Records to use ▸
══════════════════════════════
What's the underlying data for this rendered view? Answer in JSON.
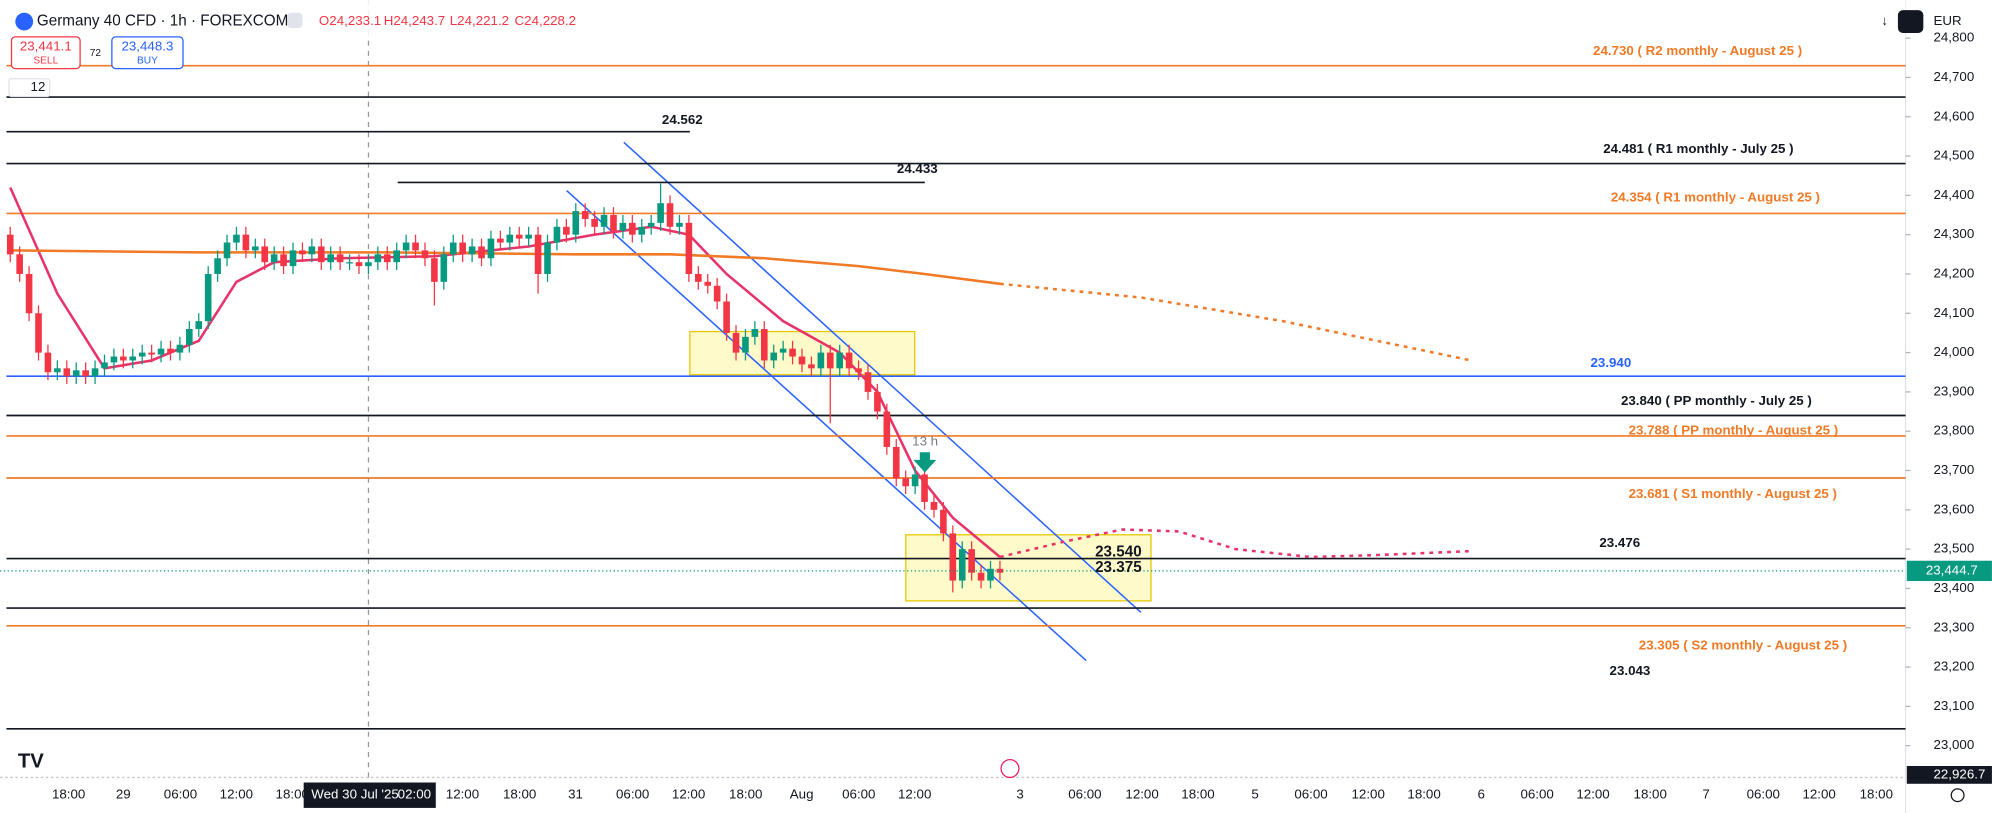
{
  "header": {
    "symbol": "Germany 40 CFD · 1h · FOREXCOM",
    "ohlc": [
      "O24,233.1",
      "H24,243.7",
      "L24,221.2",
      "C24,228.2"
    ],
    "sell_price": "23,441.1",
    "sell": "SELL",
    "spread": "72",
    "buy_price": "23,448.3",
    "buy": "BUY",
    "indicator_count": "12",
    "currency": "EUR"
  },
  "chart_data": {
    "type": "candlestick",
    "ylim": [
      22916,
      24897
    ],
    "yticks": [
      {
        "value": 23000,
        "label": "23,000"
      },
      {
        "value": 23100,
        "label": "23,100"
      },
      {
        "value": 23200,
        "label": "23,200"
      },
      {
        "value": 23300,
        "label": "23,300"
      },
      {
        "value": 23400,
        "label": "23,400"
      },
      {
        "value": 23500,
        "label": "23,500"
      },
      {
        "value": 23600,
        "label": "23,600"
      },
      {
        "value": 23700,
        "label": "23,700"
      },
      {
        "value": 23800,
        "label": "23,800"
      },
      {
        "value": 23900,
        "label": "23,900"
      },
      {
        "value": 24000,
        "label": "24,000"
      },
      {
        "value": 24100,
        "label": "24,100"
      },
      {
        "value": 24200,
        "label": "24,200"
      },
      {
        "value": 24300,
        "label": "24,300"
      },
      {
        "value": 24400,
        "label": "24,400"
      },
      {
        "value": 24500,
        "label": "24,500"
      },
      {
        "value": 24600,
        "label": "24,600"
      },
      {
        "value": 24700,
        "label": "24,700"
      },
      {
        "value": 24800,
        "label": "24,800"
      }
    ],
    "xtick_labels": [
      "18:00",
      "29",
      "06:00",
      "12:00",
      "18:00",
      "12:00",
      "18:00",
      "31",
      "06:00",
      "12:00",
      "18:00",
      "Aug",
      "06:00",
      "12:00",
      "3",
      "06:00",
      "12:00",
      "18:00",
      "5",
      "06:00",
      "12:00",
      "18:00",
      "6",
      "06:00",
      "12:00",
      "18:00",
      "7",
      "06:00",
      "12:00",
      "18:00"
    ],
    "crosshair_date": "Wed 30 Jul '25",
    "crosshair_time": "02:00",
    "last_price": {
      "value": 23444.7,
      "label": "23,444.7"
    },
    "bottom_price": "22,926.7",
    "up_color": "#089981",
    "down_color": "#f23645",
    "candles": [
      [
        24300,
        24320,
        24230,
        24250
      ],
      [
        24250,
        24270,
        24180,
        24200
      ],
      [
        24200,
        24220,
        24080,
        24100
      ],
      [
        24100,
        24120,
        23980,
        24000
      ],
      [
        24000,
        24020,
        23930,
        23950
      ],
      [
        23950,
        23980,
        23930,
        23960
      ],
      [
        23960,
        23980,
        23920,
        23940
      ],
      [
        23940,
        23975,
        23920,
        23955
      ],
      [
        23955,
        23975,
        23920,
        23940
      ],
      [
        23940,
        23980,
        23920,
        23960
      ],
      [
        23960,
        23995,
        23940,
        23975
      ],
      [
        23975,
        24010,
        23955,
        23990
      ],
      [
        23990,
        24010,
        23960,
        23980
      ],
      [
        23980,
        24010,
        23960,
        23990
      ],
      [
        23990,
        24020,
        23970,
        24000
      ],
      [
        24000,
        24020,
        23975,
        23995
      ],
      [
        23995,
        24030,
        23975,
        24010
      ],
      [
        24010,
        24030,
        23980,
        24000
      ],
      [
        24000,
        24040,
        23980,
        24020
      ],
      [
        24020,
        24080,
        24000,
        24060
      ],
      [
        24060,
        24100,
        24040,
        24080
      ],
      [
        24080,
        24220,
        24060,
        24200
      ],
      [
        24200,
        24260,
        24180,
        24240
      ],
      [
        24240,
        24300,
        24220,
        24280
      ],
      [
        24280,
        24320,
        24260,
        24300
      ],
      [
        24300,
        24320,
        24240,
        24260
      ],
      [
        24260,
        24290,
        24240,
        24270
      ],
      [
        24270,
        24290,
        24210,
        24230
      ],
      [
        24230,
        24270,
        24210,
        24250
      ],
      [
        24250,
        24270,
        24200,
        24220
      ],
      [
        24220,
        24280,
        24200,
        24260
      ],
      [
        24260,
        24280,
        24230,
        24250
      ],
      [
        24250,
        24290,
        24230,
        24270
      ],
      [
        24270,
        24290,
        24210,
        24230
      ],
      [
        24230,
        24270,
        24210,
        24250
      ],
      [
        24250,
        24270,
        24210,
        24230
      ],
      [
        24230,
        24250,
        24210,
        24230
      ],
      [
        24230,
        24250,
        24200,
        24220
      ],
      [
        24220,
        24250,
        24200,
        24230
      ],
      [
        24230,
        24270,
        24210,
        24250
      ],
      [
        24250,
        24270,
        24210,
        24230
      ],
      [
        24230,
        24280,
        24210,
        24260
      ],
      [
        24260,
        24300,
        24240,
        24280
      ],
      [
        24280,
        24300,
        24240,
        24260
      ],
      [
        24260,
        24280,
        24220,
        24240
      ],
      [
        24240,
        24260,
        24120,
        24180
      ],
      [
        24180,
        24270,
        24160,
        24250
      ],
      [
        24250,
        24300,
        24230,
        24280
      ],
      [
        24280,
        24300,
        24230,
        24250
      ],
      [
        24250,
        24290,
        24230,
        24270
      ],
      [
        24270,
        24290,
        24220,
        24240
      ],
      [
        24240,
        24310,
        24220,
        24290
      ],
      [
        24290,
        24310,
        24260,
        24280
      ],
      [
        24280,
        24320,
        24260,
        24300
      ],
      [
        24300,
        24320,
        24270,
        24290
      ],
      [
        24290,
        24320,
        24270,
        24300
      ],
      [
        24300,
        24320,
        24150,
        24200
      ],
      [
        24200,
        24300,
        24180,
        24280
      ],
      [
        24280,
        24340,
        24260,
        24320
      ],
      [
        24320,
        24340,
        24280,
        24300
      ],
      [
        24300,
        24380,
        24280,
        24360
      ],
      [
        24360,
        24380,
        24320,
        24340
      ],
      [
        24340,
        24360,
        24300,
        24320
      ],
      [
        24320,
        24370,
        24300,
        24350
      ],
      [
        24350,
        24370,
        24290,
        24310
      ],
      [
        24310,
        24350,
        24290,
        24330
      ],
      [
        24330,
        24350,
        24280,
        24300
      ],
      [
        24300,
        24340,
        24280,
        24320
      ],
      [
        24320,
        24350,
        24300,
        24330
      ],
      [
        24330,
        24430,
        24310,
        24380
      ],
      [
        24380,
        24400,
        24300,
        24320
      ],
      [
        24320,
        24350,
        24300,
        24330
      ],
      [
        24330,
        24350,
        24180,
        24200
      ],
      [
        24200,
        24220,
        24160,
        24180
      ],
      [
        24180,
        24200,
        24150,
        24170
      ],
      [
        24170,
        24190,
        24110,
        24130
      ],
      [
        24130,
        24150,
        24030,
        24050
      ],
      [
        24050,
        24070,
        23980,
        24000
      ],
      [
        24000,
        24060,
        23980,
        24040
      ],
      [
        24040,
        24080,
        24020,
        24060
      ],
      [
        24060,
        24080,
        23960,
        23980
      ],
      [
        23980,
        24020,
        23960,
        24000
      ],
      [
        24000,
        24030,
        23980,
        24010
      ],
      [
        24010,
        24030,
        23970,
        23990
      ],
      [
        23990,
        24010,
        23950,
        23970
      ],
      [
        23970,
        23990,
        23940,
        23960
      ],
      [
        23960,
        24020,
        23940,
        24000
      ],
      [
        24000,
        24020,
        23820,
        23960
      ],
      [
        23960,
        24020,
        23940,
        24000
      ],
      [
        24000,
        24020,
        23940,
        23960
      ],
      [
        23960,
        23980,
        23930,
        23950
      ],
      [
        23950,
        23970,
        23880,
        23900
      ],
      [
        23900,
        23920,
        23830,
        23850
      ],
      [
        23850,
        23870,
        23740,
        23760
      ],
      [
        23760,
        23780,
        23660,
        23680
      ],
      [
        23680,
        23700,
        23640,
        23660
      ],
      [
        23660,
        23710,
        23640,
        23690
      ],
      [
        23690,
        23710,
        23600,
        23620
      ],
      [
        23620,
        23640,
        23580,
        23600
      ],
      [
        23600,
        23620,
        23520,
        23540
      ],
      [
        23540,
        23560,
        23390,
        23420
      ],
      [
        23420,
        23520,
        23400,
        23500
      ],
      [
        23500,
        23520,
        23420,
        23440
      ],
      [
        23440,
        23460,
        23400,
        23420
      ],
      [
        23420,
        23470,
        23400,
        23450
      ],
      [
        23450,
        23470,
        23420,
        23440
      ]
    ],
    "series": [
      {
        "color": "#e8336a",
        "dash": false,
        "x": [
          0,
          5,
          10,
          15,
          20,
          24,
          28,
          35,
          45,
          55,
          62,
          68,
          72,
          76,
          82,
          88,
          92,
          96,
          100,
          105
        ],
        "values": [
          24420,
          24150,
          23960,
          23980,
          24030,
          24180,
          24230,
          24240,
          24245,
          24270,
          24300,
          24320,
          24300,
          24200,
          24080,
          24000,
          23900,
          23700,
          23580,
          23480
        ]
      },
      {
        "color": "#e8336a",
        "dash": true,
        "x": [
          105,
          112,
          118,
          124,
          130,
          138,
          145,
          155
        ],
        "values": [
          23480,
          23520,
          23550,
          23545,
          23500,
          23480,
          23485,
          23495
        ]
      },
      {
        "color": "#f07a26",
        "dash": false,
        "x": [
          0,
          20,
          40,
          60,
          70,
          80,
          90,
          97,
          105
        ],
        "values": [
          24260,
          24255,
          24255,
          24250,
          24250,
          24240,
          24220,
          24200,
          24175
        ]
      },
      {
        "color": "#f07a26",
        "dash": true,
        "x": [
          105,
          120,
          135,
          155
        ],
        "values": [
          24175,
          24140,
          24080,
          23980
        ]
      }
    ],
    "levels": [
      {
        "value": 24730,
        "label": "24.730 ( R2 monthly - August 25 )",
        "color": "#f07a26"
      },
      {
        "value": 24650,
        "color": "#131722"
      },
      {
        "value": 24562,
        "label": "24.562",
        "color": "#131722"
      },
      {
        "value": 24481,
        "label": "24.481 ( R1 monthly - July 25 )",
        "color": "#131722"
      },
      {
        "value": 24433,
        "label": "24.433",
        "color": "#131722"
      },
      {
        "value": 24354,
        "label": "24.354 ( R1 monthly - August 25 )",
        "color": "#f07a26"
      },
      {
        "value": 23940,
        "label": "23.940",
        "color": "#2962ff"
      },
      {
        "value": 23840,
        "label": "23.840 ( PP monthly - July 25 )",
        "color": "#131722"
      },
      {
        "value": 23788,
        "label": "23.788 ( PP monthly - August 25 )",
        "color": "#f07a26"
      },
      {
        "value": 23681,
        "label": "23.681 ( S1 monthly - August 25 )",
        "color": "#f07a26"
      },
      {
        "value": 23476,
        "label": "23.476",
        "color": "#131722"
      },
      {
        "value": 23350,
        "color": "#131722"
      },
      {
        "value": 23305,
        "label": "23.305 ( S2 monthly - August 25 )",
        "color": "#f07a26"
      },
      {
        "value": 23043,
        "label": "23.043",
        "color": "#131722"
      }
    ],
    "box_labels": [
      "23.540",
      "23.375"
    ],
    "arrow_label": "13 h"
  }
}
══════════════════════════════
Description of the task ▸ What is the number of lines above that contain "August"? Answer with that number only.

Correct answer ▸ 5